Your objective – The data must be written out once more, precisely as given.

(Items from a data source)
:::::
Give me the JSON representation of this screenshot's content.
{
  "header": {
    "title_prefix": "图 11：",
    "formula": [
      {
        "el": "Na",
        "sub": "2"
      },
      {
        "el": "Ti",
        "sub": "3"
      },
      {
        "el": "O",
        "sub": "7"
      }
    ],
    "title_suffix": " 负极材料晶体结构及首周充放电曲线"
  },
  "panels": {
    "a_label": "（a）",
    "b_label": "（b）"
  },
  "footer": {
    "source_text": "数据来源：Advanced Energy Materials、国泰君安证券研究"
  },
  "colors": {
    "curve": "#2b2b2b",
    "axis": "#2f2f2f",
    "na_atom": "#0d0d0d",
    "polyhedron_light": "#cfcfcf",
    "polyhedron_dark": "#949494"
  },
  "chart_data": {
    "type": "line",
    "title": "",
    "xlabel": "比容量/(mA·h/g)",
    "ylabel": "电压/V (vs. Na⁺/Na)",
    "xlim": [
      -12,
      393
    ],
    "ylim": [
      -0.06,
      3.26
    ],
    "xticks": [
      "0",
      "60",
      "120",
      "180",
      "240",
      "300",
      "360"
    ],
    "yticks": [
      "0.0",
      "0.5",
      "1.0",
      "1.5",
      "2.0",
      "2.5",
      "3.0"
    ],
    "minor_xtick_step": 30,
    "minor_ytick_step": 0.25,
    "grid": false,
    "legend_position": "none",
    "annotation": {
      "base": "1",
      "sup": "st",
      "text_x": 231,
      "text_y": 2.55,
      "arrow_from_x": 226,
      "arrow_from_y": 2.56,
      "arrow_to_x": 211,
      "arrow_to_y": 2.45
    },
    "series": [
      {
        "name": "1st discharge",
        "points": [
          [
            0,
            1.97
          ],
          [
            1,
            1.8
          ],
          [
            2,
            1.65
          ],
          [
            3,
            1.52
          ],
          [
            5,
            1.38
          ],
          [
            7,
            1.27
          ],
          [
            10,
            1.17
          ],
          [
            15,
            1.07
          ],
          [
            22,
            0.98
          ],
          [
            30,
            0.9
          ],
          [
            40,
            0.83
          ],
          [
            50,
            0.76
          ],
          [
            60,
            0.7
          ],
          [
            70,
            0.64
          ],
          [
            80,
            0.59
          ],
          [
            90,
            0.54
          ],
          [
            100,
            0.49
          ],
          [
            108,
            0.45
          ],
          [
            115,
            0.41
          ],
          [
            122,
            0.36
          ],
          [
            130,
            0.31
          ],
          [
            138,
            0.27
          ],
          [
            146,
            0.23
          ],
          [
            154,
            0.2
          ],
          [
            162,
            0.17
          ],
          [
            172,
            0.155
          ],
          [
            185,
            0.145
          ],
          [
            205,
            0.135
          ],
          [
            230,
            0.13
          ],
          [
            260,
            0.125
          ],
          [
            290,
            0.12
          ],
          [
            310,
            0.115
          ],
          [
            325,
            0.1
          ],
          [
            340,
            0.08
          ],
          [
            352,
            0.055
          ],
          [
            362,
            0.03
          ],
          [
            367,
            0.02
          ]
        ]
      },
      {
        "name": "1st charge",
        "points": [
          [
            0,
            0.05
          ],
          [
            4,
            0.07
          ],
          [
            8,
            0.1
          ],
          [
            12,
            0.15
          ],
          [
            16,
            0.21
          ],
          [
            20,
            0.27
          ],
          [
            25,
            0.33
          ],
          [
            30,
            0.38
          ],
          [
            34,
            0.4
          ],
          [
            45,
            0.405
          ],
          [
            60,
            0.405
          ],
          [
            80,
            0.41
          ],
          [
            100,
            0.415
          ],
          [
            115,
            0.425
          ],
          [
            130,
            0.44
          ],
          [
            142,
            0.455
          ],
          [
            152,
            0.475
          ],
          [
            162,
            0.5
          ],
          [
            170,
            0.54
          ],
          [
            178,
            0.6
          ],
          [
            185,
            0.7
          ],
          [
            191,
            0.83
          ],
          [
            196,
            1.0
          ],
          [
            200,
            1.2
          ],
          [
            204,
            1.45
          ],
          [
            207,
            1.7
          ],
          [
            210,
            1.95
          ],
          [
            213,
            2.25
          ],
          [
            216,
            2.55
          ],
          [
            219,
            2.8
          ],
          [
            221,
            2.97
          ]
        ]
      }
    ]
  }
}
:::::
Exercise result –
Give me the JSON representation of this screenshot's content.
{
  "header": {
    "title_prefix": "图 11：",
    "formula": [
      {
        "el": "Na",
        "sub": "2"
      },
      {
        "el": "Ti",
        "sub": "3"
      },
      {
        "el": "O",
        "sub": "7"
      }
    ],
    "title_suffix": " 负极材料晶体结构及首周充放电曲线"
  },
  "panels": {
    "a_label": "（a）",
    "b_label": "（b）"
  },
  "footer": {
    "source_text": "数据来源：Advanced Energy Materials、国泰君安证券研究"
  },
  "colors": {
    "curve": "#2b2b2b",
    "axis": "#2f2f2f",
    "na_atom": "#0d0d0d",
    "polyhedron_light": "#cfcfcf",
    "polyhedron_dark": "#949494"
  },
  "chart_data": {
    "type": "line",
    "title": "",
    "xlabel": "比容量/(mA·h/g)",
    "ylabel": "电压/V (vs. Na⁺/Na)",
    "xlim": [
      -12,
      393
    ],
    "ylim": [
      -0.06,
      3.26
    ],
    "xticks": [
      "0",
      "60",
      "120",
      "180",
      "240",
      "300",
      "360"
    ],
    "yticks": [
      "0.0",
      "0.5",
      "1.0",
      "1.5",
      "2.0",
      "2.5",
      "3.0"
    ],
    "minor_xtick_step": 30,
    "minor_ytick_step": 0.25,
    "grid": false,
    "legend_position": "none",
    "annotation": {
      "base": "1",
      "sup": "st",
      "text_x": 231,
      "text_y": 2.55,
      "arrow_from_x": 226,
      "arrow_from_y": 2.56,
      "arrow_to_x": 211,
      "arrow_to_y": 2.45
    },
    "series": [
      {
        "name": "1st discharge",
        "points": [
          [
            0,
            1.97
          ],
          [
            1,
            1.8
          ],
          [
            2,
            1.65
          ],
          [
            3,
            1.52
          ],
          [
            5,
            1.38
          ],
          [
            7,
            1.27
          ],
          [
            10,
            1.17
          ],
          [
            15,
            1.07
          ],
          [
            22,
            0.98
          ],
          [
            30,
            0.9
          ],
          [
            40,
            0.83
          ],
          [
            50,
            0.76
          ],
          [
            60,
            0.7
          ],
          [
            70,
            0.64
          ],
          [
            80,
            0.59
          ],
          [
            90,
            0.54
          ],
          [
            100,
            0.49
          ],
          [
            108,
            0.45
          ],
          [
            115,
            0.41
          ],
          [
            122,
            0.36
          ],
          [
            130,
            0.31
          ],
          [
            138,
            0.27
          ],
          [
            146,
            0.23
          ],
          [
            154,
            0.2
          ],
          [
            162,
            0.17
          ],
          [
            172,
            0.155
          ],
          [
            185,
            0.145
          ],
          [
            205,
            0.135
          ],
          [
            230,
            0.13
          ],
          [
            260,
            0.125
          ],
          [
            290,
            0.12
          ],
          [
            310,
            0.115
          ],
          [
            325,
            0.1
          ],
          [
            340,
            0.08
          ],
          [
            352,
            0.055
          ],
          [
            362,
            0.03
          ],
          [
            367,
            0.02
          ]
        ]
      },
      {
        "name": "1st charge",
        "points": [
          [
            0,
            0.05
          ],
          [
            4,
            0.07
          ],
          [
            8,
            0.1
          ],
          [
            12,
            0.15
          ],
          [
            16,
            0.21
          ],
          [
            20,
            0.27
          ],
          [
            25,
            0.33
          ],
          [
            30,
            0.38
          ],
          [
            34,
            0.4
          ],
          [
            45,
            0.405
          ],
          [
            60,
            0.405
          ],
          [
            80,
            0.41
          ],
          [
            100,
            0.415
          ],
          [
            115,
            0.425
          ],
          [
            130,
            0.44
          ],
          [
            142,
            0.455
          ],
          [
            152,
            0.475
          ],
          [
            162,
            0.5
          ],
          [
            170,
            0.54
          ],
          [
            178,
            0.6
          ],
          [
            185,
            0.7
          ],
          [
            191,
            0.83
          ],
          [
            196,
            1.0
          ],
          [
            200,
            1.2
          ],
          [
            204,
            1.45
          ],
          [
            207,
            1.7
          ],
          [
            210,
            1.95
          ],
          [
            213,
            2.25
          ],
          [
            216,
            2.55
          ],
          [
            219,
            2.8
          ],
          [
            221,
            2.97
          ]
        ]
      }
    ]
  }
}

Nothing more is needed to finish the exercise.